Written exercise:
Retype everything in the listing, leaving each line exactly as it is.

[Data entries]
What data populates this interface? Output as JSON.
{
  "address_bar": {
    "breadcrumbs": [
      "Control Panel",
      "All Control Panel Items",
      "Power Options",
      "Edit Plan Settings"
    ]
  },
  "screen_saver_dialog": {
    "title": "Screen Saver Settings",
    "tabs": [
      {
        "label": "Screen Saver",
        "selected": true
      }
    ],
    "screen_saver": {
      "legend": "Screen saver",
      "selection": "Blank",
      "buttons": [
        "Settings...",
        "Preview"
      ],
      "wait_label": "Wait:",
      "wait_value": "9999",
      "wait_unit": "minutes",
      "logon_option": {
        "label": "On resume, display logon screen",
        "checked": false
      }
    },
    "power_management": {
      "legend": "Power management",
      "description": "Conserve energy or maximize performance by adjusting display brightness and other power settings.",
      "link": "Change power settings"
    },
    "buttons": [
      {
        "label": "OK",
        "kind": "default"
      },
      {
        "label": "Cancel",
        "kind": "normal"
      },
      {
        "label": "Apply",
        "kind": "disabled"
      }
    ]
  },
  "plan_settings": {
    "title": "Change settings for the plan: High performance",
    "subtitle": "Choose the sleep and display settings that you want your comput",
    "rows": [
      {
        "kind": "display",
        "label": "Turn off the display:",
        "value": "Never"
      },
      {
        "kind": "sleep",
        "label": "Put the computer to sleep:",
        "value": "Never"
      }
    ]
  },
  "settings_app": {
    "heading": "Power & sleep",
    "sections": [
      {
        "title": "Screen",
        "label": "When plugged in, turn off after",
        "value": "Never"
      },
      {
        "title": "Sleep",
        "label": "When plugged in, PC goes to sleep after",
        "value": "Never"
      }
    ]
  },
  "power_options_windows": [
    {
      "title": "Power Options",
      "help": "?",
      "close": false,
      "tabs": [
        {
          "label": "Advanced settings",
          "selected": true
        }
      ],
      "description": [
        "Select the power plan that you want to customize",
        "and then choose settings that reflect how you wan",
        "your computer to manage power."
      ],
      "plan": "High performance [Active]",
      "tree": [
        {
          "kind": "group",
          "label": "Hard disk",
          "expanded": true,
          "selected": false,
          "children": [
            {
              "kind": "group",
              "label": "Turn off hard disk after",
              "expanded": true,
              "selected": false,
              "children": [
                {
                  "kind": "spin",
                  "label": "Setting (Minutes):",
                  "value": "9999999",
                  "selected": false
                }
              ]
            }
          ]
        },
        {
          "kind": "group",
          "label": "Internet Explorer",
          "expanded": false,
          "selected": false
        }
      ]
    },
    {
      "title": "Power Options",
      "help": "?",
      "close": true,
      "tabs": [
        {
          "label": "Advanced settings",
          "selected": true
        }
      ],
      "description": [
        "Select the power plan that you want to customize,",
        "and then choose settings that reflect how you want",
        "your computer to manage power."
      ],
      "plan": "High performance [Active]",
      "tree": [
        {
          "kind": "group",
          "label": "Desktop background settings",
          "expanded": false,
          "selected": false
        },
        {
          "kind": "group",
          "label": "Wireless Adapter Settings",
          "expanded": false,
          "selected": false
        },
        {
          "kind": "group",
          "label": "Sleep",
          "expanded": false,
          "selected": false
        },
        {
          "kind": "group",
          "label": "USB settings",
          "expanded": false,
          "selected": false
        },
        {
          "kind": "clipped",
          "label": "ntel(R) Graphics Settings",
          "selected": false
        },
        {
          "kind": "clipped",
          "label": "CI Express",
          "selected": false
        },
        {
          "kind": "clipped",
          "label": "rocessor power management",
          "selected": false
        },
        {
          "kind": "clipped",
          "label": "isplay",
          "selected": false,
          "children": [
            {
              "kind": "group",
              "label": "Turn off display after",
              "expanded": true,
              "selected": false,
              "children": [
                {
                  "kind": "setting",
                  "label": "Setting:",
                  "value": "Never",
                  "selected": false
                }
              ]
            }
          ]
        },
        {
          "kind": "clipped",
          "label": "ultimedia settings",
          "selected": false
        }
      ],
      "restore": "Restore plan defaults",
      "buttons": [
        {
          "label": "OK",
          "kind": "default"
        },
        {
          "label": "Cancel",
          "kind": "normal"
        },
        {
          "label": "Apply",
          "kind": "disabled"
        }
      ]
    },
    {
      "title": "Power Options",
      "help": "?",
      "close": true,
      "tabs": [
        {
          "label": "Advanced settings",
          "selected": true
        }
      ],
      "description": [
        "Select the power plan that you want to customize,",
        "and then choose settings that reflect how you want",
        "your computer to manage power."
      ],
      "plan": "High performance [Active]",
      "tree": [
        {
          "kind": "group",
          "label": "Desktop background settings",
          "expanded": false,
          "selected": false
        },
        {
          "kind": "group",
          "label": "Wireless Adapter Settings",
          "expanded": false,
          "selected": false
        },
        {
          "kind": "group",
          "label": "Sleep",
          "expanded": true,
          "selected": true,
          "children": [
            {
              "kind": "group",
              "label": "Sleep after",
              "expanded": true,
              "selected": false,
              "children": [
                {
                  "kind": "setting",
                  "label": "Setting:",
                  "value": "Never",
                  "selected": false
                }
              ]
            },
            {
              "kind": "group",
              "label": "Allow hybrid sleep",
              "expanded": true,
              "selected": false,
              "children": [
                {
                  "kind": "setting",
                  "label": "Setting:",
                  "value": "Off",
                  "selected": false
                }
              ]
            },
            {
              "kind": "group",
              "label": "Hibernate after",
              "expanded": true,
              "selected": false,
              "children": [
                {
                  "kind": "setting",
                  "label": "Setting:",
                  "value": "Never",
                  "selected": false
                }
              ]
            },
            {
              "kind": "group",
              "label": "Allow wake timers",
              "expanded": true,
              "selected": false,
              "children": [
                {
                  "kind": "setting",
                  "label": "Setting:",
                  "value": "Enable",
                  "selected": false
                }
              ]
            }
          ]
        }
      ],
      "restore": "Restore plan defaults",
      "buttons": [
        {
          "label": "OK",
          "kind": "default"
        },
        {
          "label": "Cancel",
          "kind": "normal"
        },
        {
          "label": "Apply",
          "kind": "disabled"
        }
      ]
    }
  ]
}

Worked answer:
What data populates this interface? Output as JSON.
{
  "address_bar": {
    "breadcrumbs": [
      "Control Panel",
      "All Control Panel Items",
      "Power Options",
      "Edit Plan Settings"
    ]
  },
  "screen_saver_dialog": {
    "title": "Screen Saver Settings",
    "tabs": [
      {
        "label": "Screen Saver",
        "selected": true
      }
    ],
    "screen_saver": {
      "legend": "Screen saver",
      "selection": "Blank",
      "buttons": [
        "Settings...",
        "Preview"
      ],
      "wait_label": "Wait:",
      "wait_value": "9999",
      "wait_unit": "minutes",
      "logon_option": {
        "label": "On resume, display logon screen",
        "checked": false
      }
    },
    "power_management": {
      "legend": "Power management",
      "description": "Conserve energy or maximize performance by adjusting display brightness and other power settings.",
      "link": "Change power settings"
    },
    "buttons": [
      {
        "label": "OK",
        "kind": "default"
      },
      {
        "label": "Cancel",
        "kind": "normal"
      },
      {
        "label": "Apply",
        "kind": "disabled"
      }
    ]
  },
  "plan_settings": {
    "title": "Change settings for the plan: High performance",
    "subtitle": "Choose the sleep and display settings that you want your comput",
    "rows": [
      {
        "kind": "display",
        "label": "Turn off the display:",
        "value": "Never"
      },
      {
        "kind": "sleep",
        "label": "Put the computer to sleep:",
        "value": "Never"
      }
    ]
  },
  "settings_app": {
    "heading": "Power & sleep",
    "sections": [
      {
        "title": "Screen",
        "label": "When plugged in, turn off after",
        "value": "Never"
      },
      {
        "title": "Sleep",
        "label": "When plugged in, PC goes to sleep after",
        "value": "Never"
      }
    ]
  },
  "power_options_windows": [
    {
      "title": "Power Options",
      "help": "?",
      "close": false,
      "tabs": [
        {
          "label": "Advanced settings",
          "selected": true
        }
      ],
      "description": [
        "Select the power plan that you want to customize",
        "and then choose settings that reflect how you wan",
        "your computer to manage power."
      ],
      "plan": "High performance [Active]",
      "tree": [
        {
          "kind": "group",
          "label": "Hard disk",
          "expanded": true,
          "selected": false,
          "children": [
            {
              "kind": "group",
              "label": "Turn off hard disk after",
              "expanded": true,
              "selected": false,
              "children": [
                {
                  "kind": "spin",
                  "label": "Setting (Minutes):",
                  "value": "9999999",
                  "selected": false
                }
              ]
            }
          ]
        },
        {
          "kind": "group",
          "label": "Internet Explorer",
          "expanded": false,
          "selected": false
        }
      ]
    },
    {
      "title": "Power Options",
      "help": "?",
      "close": true,
      "tabs": [
        {
          "label": "Advanced settings",
          "selected": true
        }
      ],
      "description": [
        "Select the power plan that you want to customize,",
        "and then choose settings that reflect how you want",
        "your computer to manage power."
      ],
      "plan": "High performance [Active]",
      "tree": [
        {
          "kind": "group",
          "label": "Desktop background settings",
          "expanded": false,
          "selected": false
        },
        {
          "kind": "group",
          "label": "Wireless Adapter Settings",
          "expanded": false,
          "selected": false
        },
        {
          "kind": "group",
          "label": "Sleep",
          "expanded": false,
          "selected": false
        },
        {
          "kind": "group",
          "label": "USB settings",
          "expanded": false,
          "selected": false
        },
        {
          "kind": "clipped",
          "label": "ntel(R) Graphics Settings",
          "selected": false
        },
        {
          "kind": "clipped",
          "label": "CI Express",
          "selected": false
        },
        {
          "kind": "clipped",
          "label": "rocessor power management",
          "selected": false
        },
        {
          "kind": "clipped",
          "label": "isplay",
          "selected": false,
          "children": [
            {
              "kind": "group",
              "label": "Turn off display after",
              "expanded": true,
              "selected": false,
              "children": [
                {
                  "kind": "setting",
                  "label": "Setting:",
                  "value": "Never",
                  "selected": false
                }
              ]
            }
          ]
        },
        {
          "kind": "clipped",
          "label": "ultimedia settings",
          "selected": false
        }
      ],
      "restore": "Restore plan defaults",
      "buttons": [
        {
          "label": "OK",
          "kind": "default"
        },
        {
          "label": "Cancel",
          "kind": "normal"
        },
        {
          "label": "Apply",
          "kind": "disabled"
        }
      ]
    },
    {
      "title": "Power Options",
      "help": "?",
      "close": true,
      "tabs": [
        {
          "label": "Advanced settings",
          "selected": true
        }
      ],
      "description": [
        "Select the power plan that you want to customize,",
        "and then choose settings that reflect how you want",
        "your computer to manage power."
      ],
      "plan": "High performance [Active]",
      "tree": [
        {
          "kind": "group",
          "label": "Desktop background settings",
          "expanded": false,
          "selected": false
        },
        {
          "kind": "group",
          "label": "Wireless Adapter Settings",
          "expanded": false,
          "selected": false
        },
        {
          "kind": "group",
          "label": "Sleep",
          "expanded": true,
          "selected": true,
          "children": [
            {
              "kind": "group",
              "label": "Sleep after",
              "expanded": true,
              "selected": false,
              "children": [
                {
                  "kind": "setting",
                  "label": "Setting:",
                  "value": "Never",
                  "selected": false
                }
              ]
            },
            {
              "kind": "group",
              "label": "Allow hybrid sleep",
              "expanded": true,
              "selected": false,
              "children": [
                {
                  "kind": "setting",
                  "label": "Setting:",
                  "value": "Off",
                  "selected": false
                }
              ]
            },
            {
              "kind": "group",
              "label": "Hibernate after",
              "expanded": true,
              "selected": false,
              "children": [
                {
                  "kind": "setting",
                  "label": "Setting:",
                  "value": "Never",
                  "selected": false
                }
              ]
            },
            {
              "kind": "group",
              "label": "Allow wake timers",
              "expanded": true,
              "selected": false,
              "children": [
                {
                  "kind": "setting",
                  "label": "Setting:",
                  "value": "Enable",
                  "selected": false
                }
              ]
            }
          ]
        }
      ],
      "restore": "Restore plan defaults",
      "buttons": [
        {
          "label": "OK",
          "kind": "default"
        },
        {
          "label": "Cancel",
          "kind": "normal"
        },
        {
          "label": "Apply",
          "kind": "disabled"
        }
      ]
    }
  ]
}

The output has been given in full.